Data listing
* Begin *

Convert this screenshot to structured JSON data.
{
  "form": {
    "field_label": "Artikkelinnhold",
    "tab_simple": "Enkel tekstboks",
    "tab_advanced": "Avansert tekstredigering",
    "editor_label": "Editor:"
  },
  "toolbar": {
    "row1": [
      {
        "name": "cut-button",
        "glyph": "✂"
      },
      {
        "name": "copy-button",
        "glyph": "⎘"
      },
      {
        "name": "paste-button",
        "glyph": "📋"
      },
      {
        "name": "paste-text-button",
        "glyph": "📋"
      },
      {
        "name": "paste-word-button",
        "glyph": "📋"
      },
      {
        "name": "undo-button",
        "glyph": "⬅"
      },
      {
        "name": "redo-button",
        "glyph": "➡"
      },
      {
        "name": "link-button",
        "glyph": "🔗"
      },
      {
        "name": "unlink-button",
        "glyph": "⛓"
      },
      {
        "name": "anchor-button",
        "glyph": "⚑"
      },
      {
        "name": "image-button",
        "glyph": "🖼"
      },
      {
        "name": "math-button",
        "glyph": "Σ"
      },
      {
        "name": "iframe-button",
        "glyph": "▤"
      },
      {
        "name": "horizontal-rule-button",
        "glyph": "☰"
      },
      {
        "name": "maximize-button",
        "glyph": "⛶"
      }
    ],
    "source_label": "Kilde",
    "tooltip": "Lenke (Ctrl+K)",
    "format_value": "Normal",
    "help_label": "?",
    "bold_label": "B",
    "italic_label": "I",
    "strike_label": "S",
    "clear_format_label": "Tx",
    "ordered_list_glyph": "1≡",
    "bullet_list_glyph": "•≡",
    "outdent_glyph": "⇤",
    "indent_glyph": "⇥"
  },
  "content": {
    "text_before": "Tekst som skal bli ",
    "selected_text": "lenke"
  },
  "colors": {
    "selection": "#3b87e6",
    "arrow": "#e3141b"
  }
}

* End *
* Begin *

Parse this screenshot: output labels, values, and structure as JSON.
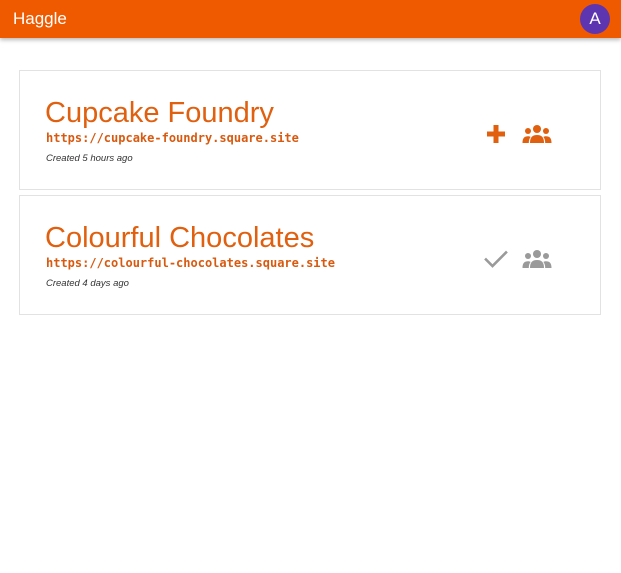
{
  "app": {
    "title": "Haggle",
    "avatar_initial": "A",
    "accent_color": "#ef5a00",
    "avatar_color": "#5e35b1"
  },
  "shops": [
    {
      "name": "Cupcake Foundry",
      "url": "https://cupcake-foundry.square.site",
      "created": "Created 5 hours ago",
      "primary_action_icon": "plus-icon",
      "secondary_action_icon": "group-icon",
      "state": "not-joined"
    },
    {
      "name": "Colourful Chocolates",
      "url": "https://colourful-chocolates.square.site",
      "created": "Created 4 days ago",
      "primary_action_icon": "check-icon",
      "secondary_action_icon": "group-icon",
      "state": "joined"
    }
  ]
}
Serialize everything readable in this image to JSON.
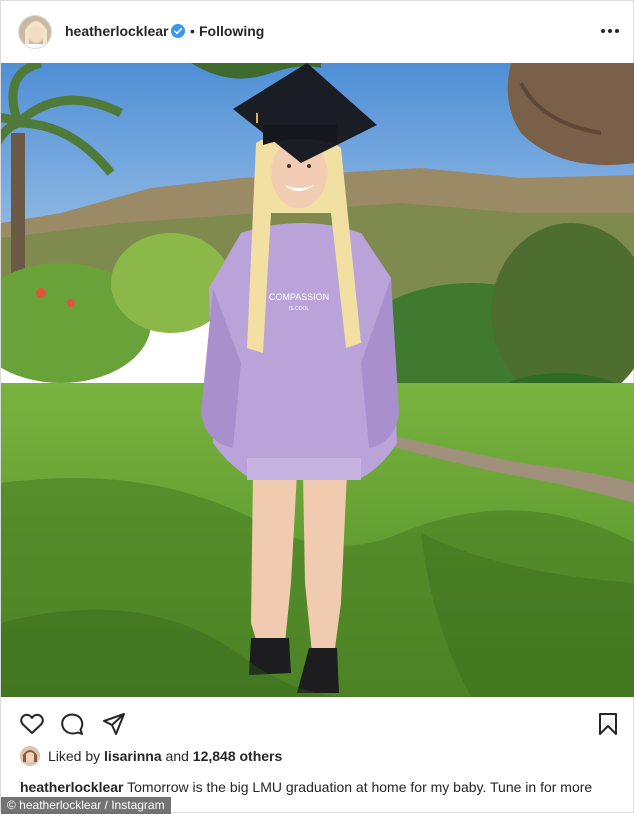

* End *

* [SET PROBLEM]: Only the lines from the one bearing "Parse this screenshot: output" to the one bearing "Serialize everything readable", both included, should be restated word for word, with pictures left out.

* [FINISHED ANSWER]:
Parse this screenshot: output labels, values, and structure as JSON.
{
  "app": {
    "title": "Haggle",
    "avatar_initial": "A",
    "accent_color": "#ef5a00",
    "avatar_color": "#5e35b1"
  },
  "shops": [
    {
      "name": "Cupcake Foundry",
      "url": "https://cupcake-foundry.square.site",
      "created": "Created 5 hours ago",
      "primary_action_icon": "plus-icon",
      "secondary_action_icon": "group-icon",
      "state": "not-joined"
    },
    {
      "name": "Colourful Chocolates",
      "url": "https://colourful-chocolates.square.site",
      "created": "Created 4 days ago",
      "primary_action_icon": "check-icon",
      "secondary_action_icon": "group-icon",
      "state": "joined"
    }
  ]
}
Serialize everything readable in this image to JSON.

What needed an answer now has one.